Tally the lines in the listing below that include "Модель". Answer with the count and nothing more.

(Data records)
------

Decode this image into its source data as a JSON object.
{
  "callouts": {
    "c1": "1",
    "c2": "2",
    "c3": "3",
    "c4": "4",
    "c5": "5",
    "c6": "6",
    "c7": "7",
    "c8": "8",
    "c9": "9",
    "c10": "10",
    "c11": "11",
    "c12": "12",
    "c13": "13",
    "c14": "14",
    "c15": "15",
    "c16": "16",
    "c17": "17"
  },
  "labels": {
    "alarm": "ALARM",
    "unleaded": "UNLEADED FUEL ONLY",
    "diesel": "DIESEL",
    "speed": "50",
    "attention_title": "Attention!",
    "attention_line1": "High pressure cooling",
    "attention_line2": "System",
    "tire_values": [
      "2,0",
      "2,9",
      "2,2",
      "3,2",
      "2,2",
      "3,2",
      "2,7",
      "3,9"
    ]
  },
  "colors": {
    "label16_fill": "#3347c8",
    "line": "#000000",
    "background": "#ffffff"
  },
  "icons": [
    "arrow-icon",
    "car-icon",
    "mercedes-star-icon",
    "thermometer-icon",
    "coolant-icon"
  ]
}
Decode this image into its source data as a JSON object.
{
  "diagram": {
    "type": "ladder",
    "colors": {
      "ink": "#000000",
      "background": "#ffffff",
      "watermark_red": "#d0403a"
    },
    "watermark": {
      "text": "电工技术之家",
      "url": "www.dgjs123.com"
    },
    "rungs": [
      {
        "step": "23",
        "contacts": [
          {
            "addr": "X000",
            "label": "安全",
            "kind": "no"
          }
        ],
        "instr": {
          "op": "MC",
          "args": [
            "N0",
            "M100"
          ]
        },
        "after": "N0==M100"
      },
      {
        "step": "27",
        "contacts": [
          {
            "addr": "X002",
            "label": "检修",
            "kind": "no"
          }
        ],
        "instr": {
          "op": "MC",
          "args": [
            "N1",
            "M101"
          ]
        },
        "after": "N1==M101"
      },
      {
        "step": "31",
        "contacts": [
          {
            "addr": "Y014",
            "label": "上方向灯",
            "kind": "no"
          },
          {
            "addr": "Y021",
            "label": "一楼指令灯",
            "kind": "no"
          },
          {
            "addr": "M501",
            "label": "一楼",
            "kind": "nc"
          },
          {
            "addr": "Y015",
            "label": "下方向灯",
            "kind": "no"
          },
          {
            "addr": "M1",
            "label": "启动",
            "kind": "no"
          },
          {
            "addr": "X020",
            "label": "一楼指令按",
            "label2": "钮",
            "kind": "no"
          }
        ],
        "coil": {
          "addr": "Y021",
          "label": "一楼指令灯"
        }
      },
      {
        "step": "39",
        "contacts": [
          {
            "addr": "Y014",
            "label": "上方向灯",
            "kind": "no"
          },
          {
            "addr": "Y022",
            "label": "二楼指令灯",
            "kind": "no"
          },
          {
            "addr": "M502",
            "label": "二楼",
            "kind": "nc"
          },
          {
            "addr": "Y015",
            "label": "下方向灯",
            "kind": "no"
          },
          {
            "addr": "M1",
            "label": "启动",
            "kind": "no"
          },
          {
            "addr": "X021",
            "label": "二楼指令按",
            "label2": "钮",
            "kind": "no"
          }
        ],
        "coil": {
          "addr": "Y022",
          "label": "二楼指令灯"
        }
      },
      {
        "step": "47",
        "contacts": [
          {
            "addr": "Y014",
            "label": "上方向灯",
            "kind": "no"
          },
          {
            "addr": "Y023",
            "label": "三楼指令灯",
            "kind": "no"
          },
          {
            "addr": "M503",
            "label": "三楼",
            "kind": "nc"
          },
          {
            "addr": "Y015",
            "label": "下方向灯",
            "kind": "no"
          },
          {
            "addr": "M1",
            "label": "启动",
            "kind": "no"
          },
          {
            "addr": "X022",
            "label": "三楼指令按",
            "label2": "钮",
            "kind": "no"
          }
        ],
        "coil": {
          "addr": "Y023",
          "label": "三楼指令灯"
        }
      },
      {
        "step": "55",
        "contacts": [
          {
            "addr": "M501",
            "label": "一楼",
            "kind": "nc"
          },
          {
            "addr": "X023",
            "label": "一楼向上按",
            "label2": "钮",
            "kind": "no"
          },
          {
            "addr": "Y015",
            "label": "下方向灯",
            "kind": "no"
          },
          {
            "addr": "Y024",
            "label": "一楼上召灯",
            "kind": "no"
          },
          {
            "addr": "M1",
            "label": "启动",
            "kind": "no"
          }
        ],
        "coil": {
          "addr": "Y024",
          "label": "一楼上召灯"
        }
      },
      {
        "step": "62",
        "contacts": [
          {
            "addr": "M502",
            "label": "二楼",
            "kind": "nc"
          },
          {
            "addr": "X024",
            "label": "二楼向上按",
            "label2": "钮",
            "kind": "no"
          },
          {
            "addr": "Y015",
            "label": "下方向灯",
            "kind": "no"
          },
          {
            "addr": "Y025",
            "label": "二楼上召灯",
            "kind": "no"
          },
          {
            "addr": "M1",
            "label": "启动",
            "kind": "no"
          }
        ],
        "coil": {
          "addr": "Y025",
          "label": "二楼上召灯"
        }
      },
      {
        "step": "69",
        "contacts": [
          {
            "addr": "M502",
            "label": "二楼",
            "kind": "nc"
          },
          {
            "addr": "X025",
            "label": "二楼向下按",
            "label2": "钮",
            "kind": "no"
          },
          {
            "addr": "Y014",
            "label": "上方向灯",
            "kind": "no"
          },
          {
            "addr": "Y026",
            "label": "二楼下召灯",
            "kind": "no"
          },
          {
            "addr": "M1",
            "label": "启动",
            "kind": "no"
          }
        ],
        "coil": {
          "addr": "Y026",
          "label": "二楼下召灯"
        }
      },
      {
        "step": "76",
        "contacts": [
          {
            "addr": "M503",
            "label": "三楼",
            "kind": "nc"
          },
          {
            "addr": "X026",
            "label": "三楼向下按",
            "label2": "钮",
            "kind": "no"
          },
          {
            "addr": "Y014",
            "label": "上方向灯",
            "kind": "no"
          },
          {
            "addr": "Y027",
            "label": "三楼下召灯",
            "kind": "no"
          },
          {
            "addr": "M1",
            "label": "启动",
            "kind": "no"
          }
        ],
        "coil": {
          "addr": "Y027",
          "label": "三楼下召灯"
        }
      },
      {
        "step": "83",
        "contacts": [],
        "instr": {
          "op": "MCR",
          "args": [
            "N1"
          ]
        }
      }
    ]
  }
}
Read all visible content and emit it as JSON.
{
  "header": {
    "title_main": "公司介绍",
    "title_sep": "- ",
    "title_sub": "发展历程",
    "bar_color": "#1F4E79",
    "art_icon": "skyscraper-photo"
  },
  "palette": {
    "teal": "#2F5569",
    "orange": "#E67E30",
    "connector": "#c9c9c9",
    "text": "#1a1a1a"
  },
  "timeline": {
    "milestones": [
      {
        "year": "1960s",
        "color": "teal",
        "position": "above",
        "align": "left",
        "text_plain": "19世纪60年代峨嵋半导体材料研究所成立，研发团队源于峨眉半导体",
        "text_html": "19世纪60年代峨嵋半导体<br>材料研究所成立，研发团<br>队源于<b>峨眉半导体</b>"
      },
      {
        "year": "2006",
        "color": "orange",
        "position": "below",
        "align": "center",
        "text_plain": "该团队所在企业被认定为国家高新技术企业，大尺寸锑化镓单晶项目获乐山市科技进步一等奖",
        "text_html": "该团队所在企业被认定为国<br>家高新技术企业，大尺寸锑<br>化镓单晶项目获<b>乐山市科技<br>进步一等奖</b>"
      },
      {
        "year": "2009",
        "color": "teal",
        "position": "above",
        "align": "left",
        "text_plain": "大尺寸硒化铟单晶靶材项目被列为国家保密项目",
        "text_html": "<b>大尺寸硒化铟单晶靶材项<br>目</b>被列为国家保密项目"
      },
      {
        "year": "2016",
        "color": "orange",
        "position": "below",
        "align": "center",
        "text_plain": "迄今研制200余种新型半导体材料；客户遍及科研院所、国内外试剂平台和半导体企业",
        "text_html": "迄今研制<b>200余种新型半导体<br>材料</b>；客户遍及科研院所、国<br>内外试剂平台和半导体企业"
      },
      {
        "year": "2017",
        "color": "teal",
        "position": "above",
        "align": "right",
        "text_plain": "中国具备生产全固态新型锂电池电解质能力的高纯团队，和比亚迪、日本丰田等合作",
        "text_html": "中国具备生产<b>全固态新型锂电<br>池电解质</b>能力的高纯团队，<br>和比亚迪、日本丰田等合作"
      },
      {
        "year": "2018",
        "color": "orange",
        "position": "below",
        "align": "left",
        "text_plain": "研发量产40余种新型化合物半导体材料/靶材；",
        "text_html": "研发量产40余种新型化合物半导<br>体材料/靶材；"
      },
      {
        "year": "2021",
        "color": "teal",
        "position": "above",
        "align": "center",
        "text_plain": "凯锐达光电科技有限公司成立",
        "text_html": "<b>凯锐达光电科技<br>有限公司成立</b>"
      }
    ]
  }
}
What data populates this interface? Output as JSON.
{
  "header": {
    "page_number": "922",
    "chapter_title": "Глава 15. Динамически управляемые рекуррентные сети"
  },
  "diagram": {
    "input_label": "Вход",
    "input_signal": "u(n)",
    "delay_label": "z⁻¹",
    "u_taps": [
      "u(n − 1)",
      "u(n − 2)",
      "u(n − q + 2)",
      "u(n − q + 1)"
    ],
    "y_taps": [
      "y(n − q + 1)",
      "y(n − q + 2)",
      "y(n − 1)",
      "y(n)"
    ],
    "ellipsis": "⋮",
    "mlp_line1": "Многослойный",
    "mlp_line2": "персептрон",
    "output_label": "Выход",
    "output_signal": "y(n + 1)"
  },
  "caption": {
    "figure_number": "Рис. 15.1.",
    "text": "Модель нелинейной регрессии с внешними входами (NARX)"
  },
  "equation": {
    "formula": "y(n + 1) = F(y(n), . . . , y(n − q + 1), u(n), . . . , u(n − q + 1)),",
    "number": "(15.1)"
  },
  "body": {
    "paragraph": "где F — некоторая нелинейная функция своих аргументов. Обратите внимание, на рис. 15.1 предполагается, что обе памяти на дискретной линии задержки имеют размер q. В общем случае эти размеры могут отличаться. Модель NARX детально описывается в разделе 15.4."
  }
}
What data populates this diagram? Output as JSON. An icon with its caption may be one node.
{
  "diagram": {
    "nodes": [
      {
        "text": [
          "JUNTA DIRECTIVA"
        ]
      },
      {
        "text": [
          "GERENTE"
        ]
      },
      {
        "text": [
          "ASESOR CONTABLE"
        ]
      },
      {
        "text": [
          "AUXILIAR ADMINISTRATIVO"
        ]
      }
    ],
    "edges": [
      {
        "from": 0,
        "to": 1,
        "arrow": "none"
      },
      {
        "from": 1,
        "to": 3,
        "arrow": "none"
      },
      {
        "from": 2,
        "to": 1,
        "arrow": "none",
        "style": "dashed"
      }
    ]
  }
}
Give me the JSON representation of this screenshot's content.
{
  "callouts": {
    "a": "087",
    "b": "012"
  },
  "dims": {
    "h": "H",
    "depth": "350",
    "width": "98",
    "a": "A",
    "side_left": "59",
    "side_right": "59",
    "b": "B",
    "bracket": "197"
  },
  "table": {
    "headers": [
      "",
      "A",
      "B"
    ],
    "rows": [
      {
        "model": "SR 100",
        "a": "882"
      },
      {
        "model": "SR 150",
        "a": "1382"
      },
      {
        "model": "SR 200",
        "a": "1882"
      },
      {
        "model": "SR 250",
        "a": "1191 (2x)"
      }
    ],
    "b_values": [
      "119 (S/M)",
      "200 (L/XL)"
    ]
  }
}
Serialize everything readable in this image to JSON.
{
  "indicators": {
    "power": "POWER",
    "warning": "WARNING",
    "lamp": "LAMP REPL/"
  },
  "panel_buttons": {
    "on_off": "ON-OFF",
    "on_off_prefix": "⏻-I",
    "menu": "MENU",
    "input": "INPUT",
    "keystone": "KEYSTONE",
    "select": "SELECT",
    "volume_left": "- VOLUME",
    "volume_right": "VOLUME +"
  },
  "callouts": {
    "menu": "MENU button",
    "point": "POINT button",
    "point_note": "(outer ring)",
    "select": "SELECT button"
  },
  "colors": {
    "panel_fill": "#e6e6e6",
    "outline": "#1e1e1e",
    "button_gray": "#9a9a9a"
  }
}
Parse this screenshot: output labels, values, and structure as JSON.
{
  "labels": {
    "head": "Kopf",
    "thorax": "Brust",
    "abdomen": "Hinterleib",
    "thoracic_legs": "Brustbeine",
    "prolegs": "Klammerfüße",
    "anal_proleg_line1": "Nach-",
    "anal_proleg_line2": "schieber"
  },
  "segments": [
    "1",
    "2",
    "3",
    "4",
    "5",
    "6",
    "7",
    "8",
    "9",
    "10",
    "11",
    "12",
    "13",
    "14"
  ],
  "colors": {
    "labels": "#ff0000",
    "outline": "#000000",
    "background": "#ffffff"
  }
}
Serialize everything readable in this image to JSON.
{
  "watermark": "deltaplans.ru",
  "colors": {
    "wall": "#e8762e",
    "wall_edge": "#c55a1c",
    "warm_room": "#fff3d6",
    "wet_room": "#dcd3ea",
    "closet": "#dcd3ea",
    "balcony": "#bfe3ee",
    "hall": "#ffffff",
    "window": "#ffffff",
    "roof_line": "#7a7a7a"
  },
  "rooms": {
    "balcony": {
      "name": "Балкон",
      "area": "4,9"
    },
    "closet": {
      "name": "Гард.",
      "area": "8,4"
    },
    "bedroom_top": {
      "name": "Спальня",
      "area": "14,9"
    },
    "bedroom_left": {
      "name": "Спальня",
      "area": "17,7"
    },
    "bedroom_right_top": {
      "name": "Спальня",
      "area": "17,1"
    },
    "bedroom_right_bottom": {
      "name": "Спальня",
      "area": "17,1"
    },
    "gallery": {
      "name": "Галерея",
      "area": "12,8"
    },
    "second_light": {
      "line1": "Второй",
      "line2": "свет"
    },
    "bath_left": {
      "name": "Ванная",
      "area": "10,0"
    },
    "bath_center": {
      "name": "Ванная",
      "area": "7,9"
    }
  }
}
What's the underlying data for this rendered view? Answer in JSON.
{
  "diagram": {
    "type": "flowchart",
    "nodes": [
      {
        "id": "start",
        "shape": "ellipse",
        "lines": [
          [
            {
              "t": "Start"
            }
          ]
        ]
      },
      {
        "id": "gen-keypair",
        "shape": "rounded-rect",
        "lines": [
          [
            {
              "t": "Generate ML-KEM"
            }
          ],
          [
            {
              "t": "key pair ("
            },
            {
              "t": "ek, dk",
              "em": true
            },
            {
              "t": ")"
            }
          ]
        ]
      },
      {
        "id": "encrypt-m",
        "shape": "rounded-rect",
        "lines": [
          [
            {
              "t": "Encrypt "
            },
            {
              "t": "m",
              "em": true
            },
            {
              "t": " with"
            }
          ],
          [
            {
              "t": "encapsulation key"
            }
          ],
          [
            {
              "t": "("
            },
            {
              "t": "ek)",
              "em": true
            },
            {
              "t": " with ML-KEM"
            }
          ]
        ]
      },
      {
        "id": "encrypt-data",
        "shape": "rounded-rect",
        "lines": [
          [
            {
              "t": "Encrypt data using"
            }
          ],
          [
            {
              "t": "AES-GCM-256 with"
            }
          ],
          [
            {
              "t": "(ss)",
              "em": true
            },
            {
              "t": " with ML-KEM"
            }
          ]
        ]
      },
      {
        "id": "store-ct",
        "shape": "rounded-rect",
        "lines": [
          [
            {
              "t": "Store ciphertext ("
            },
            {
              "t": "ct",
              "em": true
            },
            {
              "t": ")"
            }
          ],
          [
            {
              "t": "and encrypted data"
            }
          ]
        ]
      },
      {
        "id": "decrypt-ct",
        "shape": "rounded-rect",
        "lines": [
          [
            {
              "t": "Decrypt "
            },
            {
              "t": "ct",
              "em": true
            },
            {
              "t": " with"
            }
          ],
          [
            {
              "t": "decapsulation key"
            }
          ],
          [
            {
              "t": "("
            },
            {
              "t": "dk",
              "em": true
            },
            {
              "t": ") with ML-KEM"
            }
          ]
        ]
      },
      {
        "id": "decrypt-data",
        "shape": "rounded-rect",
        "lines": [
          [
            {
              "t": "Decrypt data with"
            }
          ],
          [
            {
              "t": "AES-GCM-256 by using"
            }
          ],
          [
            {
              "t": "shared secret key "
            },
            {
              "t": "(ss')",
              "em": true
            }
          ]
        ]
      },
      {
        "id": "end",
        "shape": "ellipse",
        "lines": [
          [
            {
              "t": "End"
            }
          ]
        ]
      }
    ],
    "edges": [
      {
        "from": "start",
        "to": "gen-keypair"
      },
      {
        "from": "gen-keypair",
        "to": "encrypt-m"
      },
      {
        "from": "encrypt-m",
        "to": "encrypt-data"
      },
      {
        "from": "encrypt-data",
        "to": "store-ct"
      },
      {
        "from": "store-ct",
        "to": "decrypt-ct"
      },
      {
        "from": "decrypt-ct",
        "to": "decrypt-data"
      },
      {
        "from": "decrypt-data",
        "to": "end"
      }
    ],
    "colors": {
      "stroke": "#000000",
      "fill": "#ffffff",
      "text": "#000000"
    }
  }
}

------

▶ OUTPUT FOR THIS TASK:
2